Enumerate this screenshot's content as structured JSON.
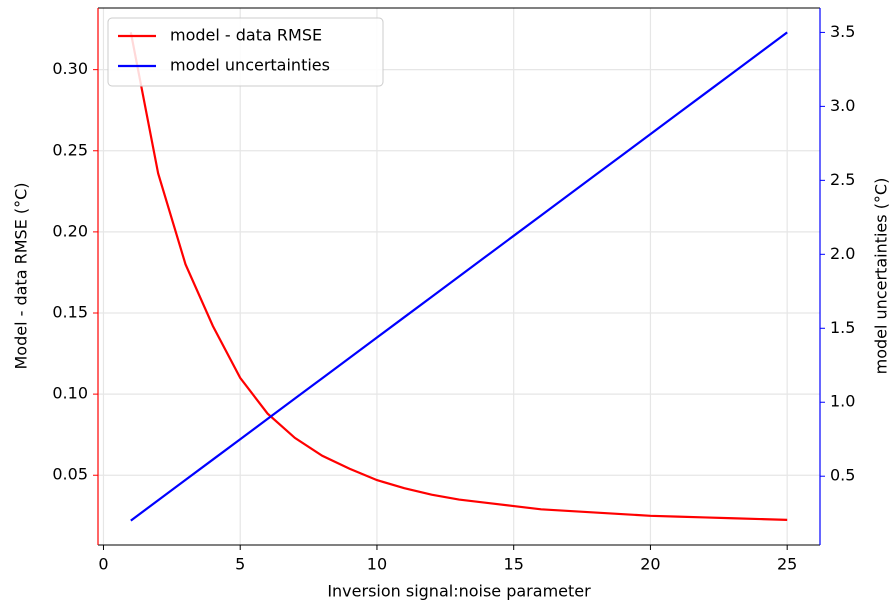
{
  "chart_data": {
    "type": "line",
    "x_label": "Inversion signal:noise parameter",
    "y_label": "Model - data RMSE (°C)",
    "y2_label": "model uncertainties (°C)",
    "x": [
      1,
      2,
      3,
      4,
      5,
      6,
      7,
      8,
      9,
      10,
      11,
      12,
      13,
      14,
      15,
      16,
      17,
      18,
      19,
      20,
      21,
      22,
      23,
      24,
      25
    ],
    "series": [
      {
        "name": "model - data RMSE",
        "color": "#ff0000",
        "axis": "y",
        "values": [
          0.323,
          0.236,
          0.18,
          0.142,
          0.11,
          0.088,
          0.073,
          0.062,
          0.054,
          0.047,
          0.042,
          0.038,
          0.035,
          0.033,
          0.031,
          0.029,
          0.028,
          0.027,
          0.026,
          0.025,
          0.0245,
          0.024,
          0.0235,
          0.023,
          0.0225
        ]
      },
      {
        "name": "model uncertainties",
        "color": "#0000ff",
        "axis": "y2",
        "values": [
          0.2,
          0.3375,
          0.475,
          0.6125,
          0.75,
          0.8875,
          1.025,
          1.1625,
          1.3,
          1.4375,
          1.575,
          1.7125,
          1.85,
          1.9875,
          2.125,
          2.2625,
          2.4,
          2.5375,
          2.675,
          2.8125,
          2.95,
          3.0875,
          3.225,
          3.3625,
          3.5
        ]
      }
    ],
    "xlim": [
      -0.2,
      26.2
    ],
    "xticks": [
      0,
      5,
      10,
      15,
      20,
      25
    ],
    "ylim": [
      0.007,
      0.338
    ],
    "yticks": [
      0.05,
      {
        "value": 0.1,
        "label": "0.10"
      },
      0.15,
      {
        "value": 0.2,
        "label": "0.20"
      },
      0.25,
      {
        "value": 0.3,
        "label": "0.30"
      }
    ],
    "y2lim": [
      0.035,
      3.665
    ],
    "y2ticks": [
      0.5,
      {
        "value": 1,
        "label": "1.0"
      },
      1.5,
      {
        "value": 2,
        "label": "2.0"
      },
      2.5,
      {
        "value": 3,
        "label": "3.0"
      },
      3.5
    ],
    "grid": true,
    "legend": "upper-left"
  }
}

Your task -
Which lines contain "RMSE"? Copy each of them.

Task response -
    "y_label": "Model - data RMSE (°C)",
        "name": "model - data RMSE",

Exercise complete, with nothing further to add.